WHAT IS ASKED =
Print the entries that appear below, exactly as written and without their pictures.

Recorded data

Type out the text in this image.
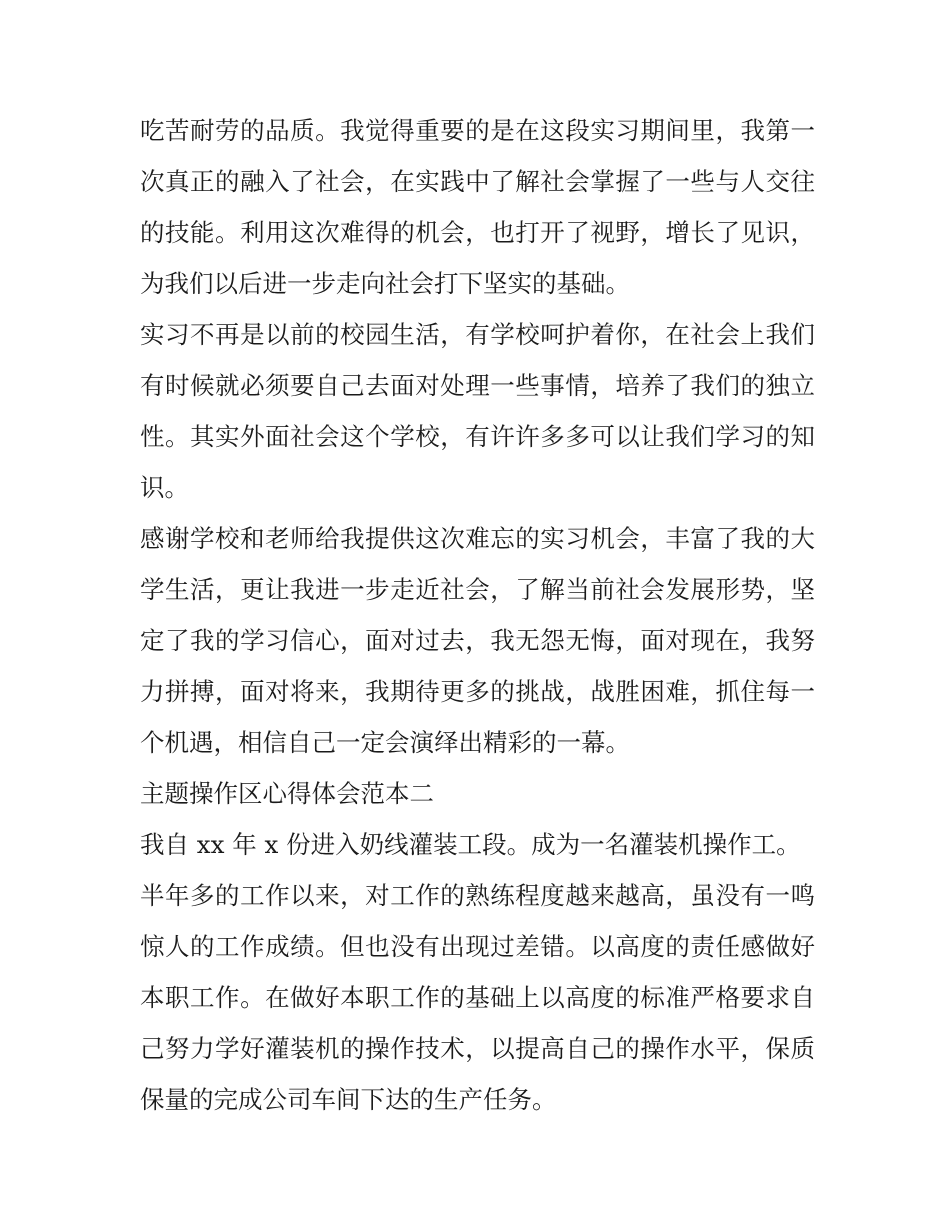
吃苦耐劳的品质。我觉得重要的是在这段实习期间里，我第一
次真正的融入了社会，在实践中了解社会掌握了一些与人交往
的技能。利用这次难得的机会，也打开了视野，增长了见识，
为我们以后进一步走向社会打下坚实的基础。
实习不再是以前的校园生活，有学校呵护着你，在社会上我们
有时候就必须要自己去面对处理一些事情，培养了我们的独立
性。其实外面社会这个学校，有许许多多可以让我们学习的知
识。
感谢学校和老师给我提供这次难忘的实习机会，丰富了我的大
学生活，更让我进一步走近社会，了解当前社会发展形势，坚
定了我的学习信心，面对过去，我无怨无悔，面对现在，我努
力拼搏，面对将来，我期待更多的挑战，战胜困难，抓住每一
个机遇，相信自己一定会演绎出精彩的一幕。
主题操作区心得体会范本二
我自 xx 年 x 份进入奶线灌装工段。成为一名灌装机操作工。
半年多的工作以来，对工作的熟练程度越来越高，虽没有一鸣
惊人的工作成绩。但也没有出现过差错。以高度的责任感做好
本职工作。在做好本职工作的基础上以高度的标准严格要求自
己努力学好灌装机的操作技术，以提高自己的操作水平，保质
保量的完成公司车间下达的生产任务。
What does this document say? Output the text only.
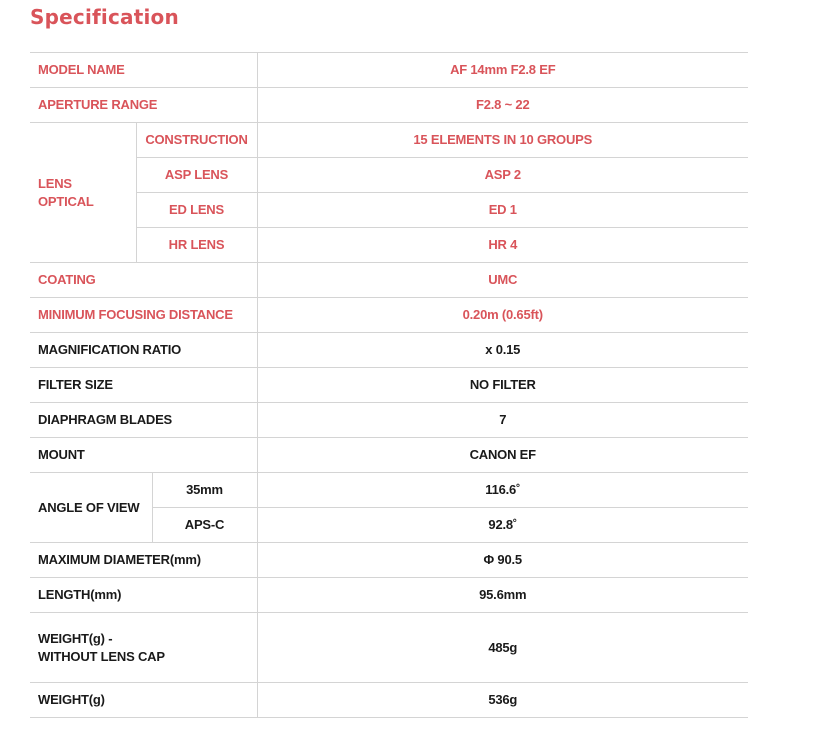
Specification
MODEL NAME			AF 14mm F2.8 EF
APERTURE RANGE			F2.8 ~ 22
LENS OPTICAL	CONSTRUCTION		15 ELEMENTS IN 10 GROUPS
	ASP LENS		ASP 2
	ED LENS		ED 1
	HR LENS		HR 4
COATING			UMC
MINIMUM FOCUSING DISTANCE			0.20m (0.65ft)
MAGNIFICATION RATIO			x 0.15
FILTER SIZE			NO FILTER
DIAPHRAGM BLADES			7
MOUNT			CANON EF
ANGLE OF VIEW		35mm	116.6˚
		APS-C	92.8˚
MAXIMUM DIAMETER(mm)			Φ 90.5
LENGTH(mm)			95.6mm
WEIGHT(g) -
WITHOUT LENS CAP			485g
WEIGHT(g)			536g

FULL RESPONSE =
Type out the text in this image.
吃苦耐劳的品质。我觉得重要的是在这段实习期间里，我第一
次真正的融入了社会，在实践中了解社会掌握了一些与人交往
的技能。利用这次难得的机会，也打开了视野，增长了见识，
为我们以后进一步走向社会打下坚实的基础。
实习不再是以前的校园生活，有学校呵护着你，在社会上我们
有时候就必须要自己去面对处理一些事情，培养了我们的独立
性。其实外面社会这个学校，有许许多多可以让我们学习的知
识。
感谢学校和老师给我提供这次难忘的实习机会，丰富了我的大
学生活，更让我进一步走近社会，了解当前社会发展形势，坚
定了我的学习信心，面对过去，我无怨无悔，面对现在，我努
力拼搏，面对将来，我期待更多的挑战，战胜困难，抓住每一
个机遇，相信自己一定会演绎出精彩的一幕。
主题操作区心得体会范本二
我自 xx 年 x 份进入奶线灌装工段。成为一名灌装机操作工。
半年多的工作以来，对工作的熟练程度越来越高，虽没有一鸣
惊人的工作成绩。但也没有出现过差错。以高度的责任感做好
本职工作。在做好本职工作的基础上以高度的标准严格要求自
己努力学好灌装机的操作技术，以提高自己的操作水平，保质
保量的完成公司车间下达的生产任务。
What does this document say? Output the text only.
Specification
MODEL NAME			AF 14mm F2.8 EF
APERTURE RANGE			F2.8 ~ 22
LENS OPTICAL	CONSTRUCTION		15 ELEMENTS IN 10 GROUPS
	ASP LENS		ASP 2
	ED LENS		ED 1
	HR LENS		HR 4
COATING			UMC
MINIMUM FOCUSING DISTANCE			0.20m (0.65ft)
MAGNIFICATION RATIO			x 0.15
FILTER SIZE			NO FILTER
DIAPHRAGM BLADES			7
MOUNT			CANON EF
ANGLE OF VIEW		35mm	116.6˚
		APS-C	92.8˚
MAXIMUM DIAMETER(mm)			Φ 90.5
LENGTH(mm)			95.6mm
WEIGHT(g) -
WITHOUT LENS CAP			485g
WEIGHT(g)			536g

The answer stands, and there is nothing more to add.